**Data provided**:

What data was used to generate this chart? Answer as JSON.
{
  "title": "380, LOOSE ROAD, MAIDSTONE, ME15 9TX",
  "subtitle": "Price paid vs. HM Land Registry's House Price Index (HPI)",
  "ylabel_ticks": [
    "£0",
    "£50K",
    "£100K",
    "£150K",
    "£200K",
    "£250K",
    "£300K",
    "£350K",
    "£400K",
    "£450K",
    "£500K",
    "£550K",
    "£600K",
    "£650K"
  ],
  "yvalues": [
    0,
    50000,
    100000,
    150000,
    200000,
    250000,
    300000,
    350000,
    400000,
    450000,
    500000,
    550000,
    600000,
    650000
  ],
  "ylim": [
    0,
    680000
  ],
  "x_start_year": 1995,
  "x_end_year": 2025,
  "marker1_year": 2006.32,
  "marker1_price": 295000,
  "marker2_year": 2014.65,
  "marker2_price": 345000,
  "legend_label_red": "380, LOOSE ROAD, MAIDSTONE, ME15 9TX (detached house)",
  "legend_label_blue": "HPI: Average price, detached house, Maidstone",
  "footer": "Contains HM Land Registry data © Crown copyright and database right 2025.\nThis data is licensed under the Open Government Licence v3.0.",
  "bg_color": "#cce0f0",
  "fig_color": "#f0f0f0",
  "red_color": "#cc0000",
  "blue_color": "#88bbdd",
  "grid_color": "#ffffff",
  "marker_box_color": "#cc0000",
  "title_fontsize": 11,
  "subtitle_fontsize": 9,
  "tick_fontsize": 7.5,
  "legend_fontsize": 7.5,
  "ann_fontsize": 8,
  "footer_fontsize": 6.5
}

**Exercise goal**: Among the lines above, determine how many hold the word "detached"; report the figure alone.

**Task response**: 2